____ EXERCISE INPUTS

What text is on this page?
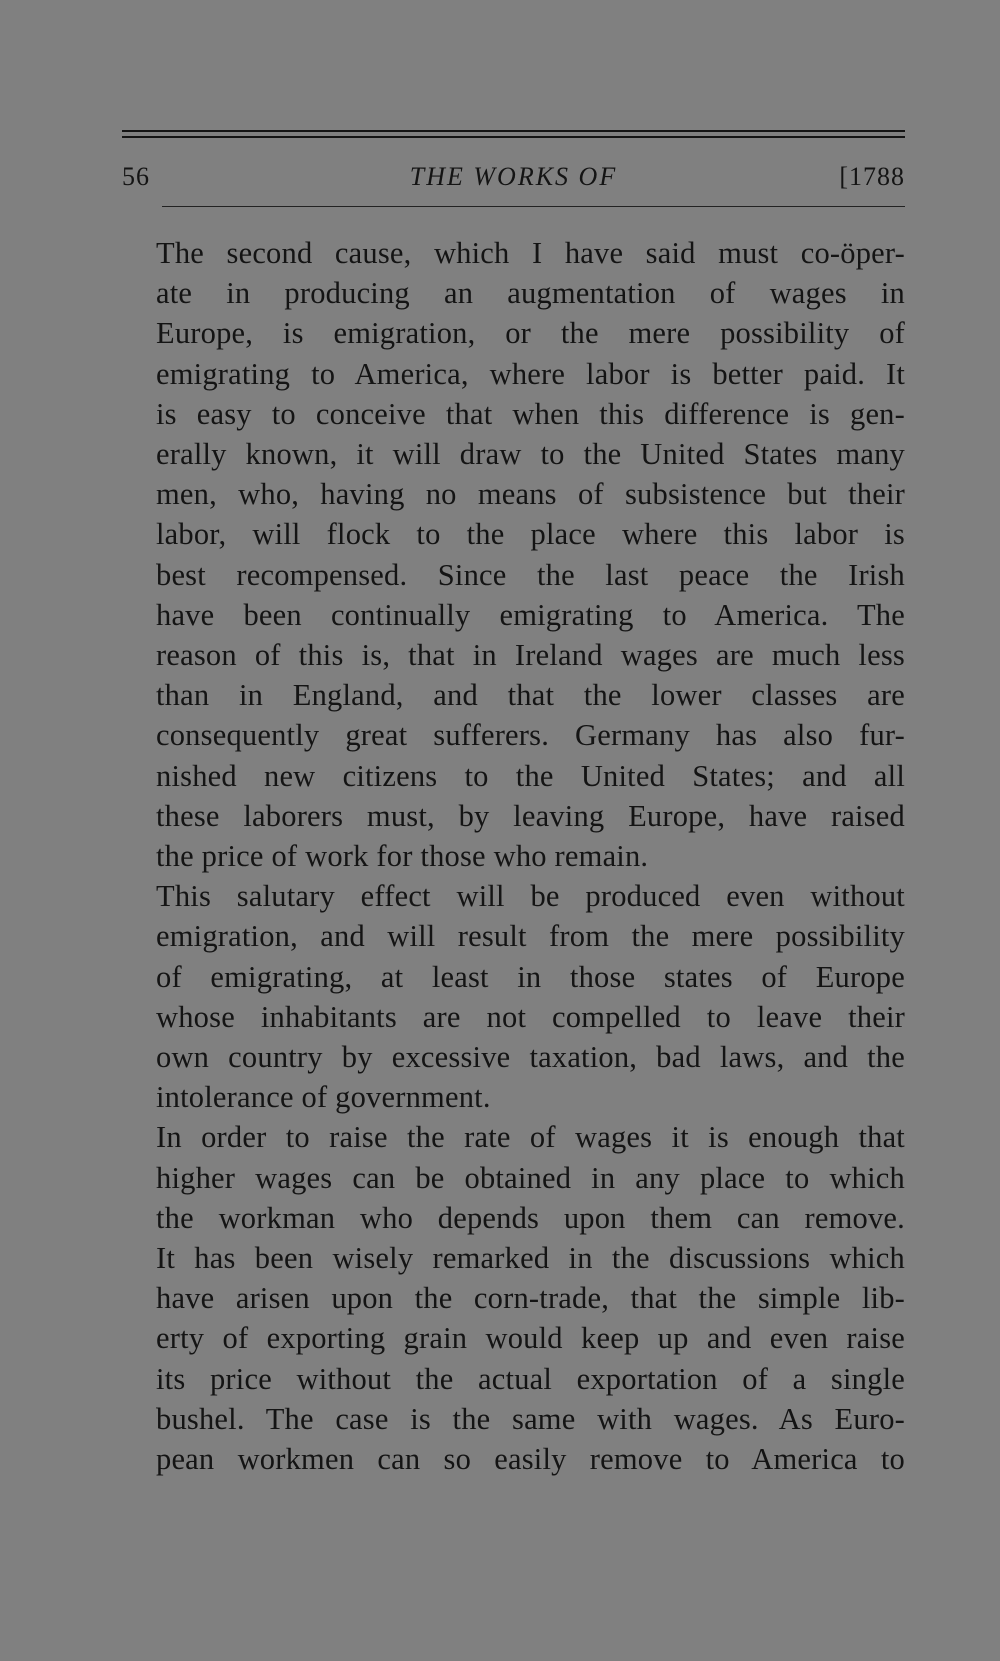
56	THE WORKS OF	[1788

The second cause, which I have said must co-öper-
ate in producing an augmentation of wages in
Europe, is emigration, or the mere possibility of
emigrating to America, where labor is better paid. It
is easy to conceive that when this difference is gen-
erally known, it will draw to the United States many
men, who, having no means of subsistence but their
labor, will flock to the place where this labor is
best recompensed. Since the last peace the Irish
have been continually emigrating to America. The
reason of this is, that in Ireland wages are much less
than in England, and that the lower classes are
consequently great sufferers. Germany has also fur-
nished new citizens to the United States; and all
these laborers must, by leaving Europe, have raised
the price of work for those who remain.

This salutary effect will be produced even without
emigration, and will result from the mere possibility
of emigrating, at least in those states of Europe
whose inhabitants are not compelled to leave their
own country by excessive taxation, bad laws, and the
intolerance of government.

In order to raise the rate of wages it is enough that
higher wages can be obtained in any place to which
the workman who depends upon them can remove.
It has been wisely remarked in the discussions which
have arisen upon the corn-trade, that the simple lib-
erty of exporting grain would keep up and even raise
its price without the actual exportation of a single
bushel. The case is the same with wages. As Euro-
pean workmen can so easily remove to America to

________

- **EXERCISE**:
Write out each line again precisely as it appears, skipping every picture.

- **FINISHED ANSWER**:
What text is on this page?
56	THE WORKS OF	[1788

The second cause, which I have said must co-öper-
ate in producing an augmentation of wages in
Europe, is emigration, or the mere possibility of
emigrating to America, where labor is better paid. It
is easy to conceive that when this difference is gen-
erally known, it will draw to the United States many
men, who, having no means of subsistence but their
labor, will flock to the place where this labor is
best recompensed. Since the last peace the Irish
have been continually emigrating to America. The
reason of this is, that in Ireland wages are much less
than in England, and that the lower classes are
consequently great sufferers. Germany has also fur-
nished new citizens to the United States; and all
these laborers must, by leaving Europe, have raised
the price of work for those who remain.

This salutary effect will be produced even without
emigration, and will result from the mere possibility
of emigrating, at least in those states of Europe
whose inhabitants are not compelled to leave their
own country by excessive taxation, bad laws, and the
intolerance of government.

In order to raise the rate of wages it is enough that
higher wages can be obtained in any place to which
the workman who depends upon them can remove.
It has been wisely remarked in the discussions which
have arisen upon the corn-trade, that the simple lib-
erty of exporting grain would keep up and even raise
its price without the actual exportation of a single
bushel. The case is the same with wages. As Euro-
pean workmen can so easily remove to America to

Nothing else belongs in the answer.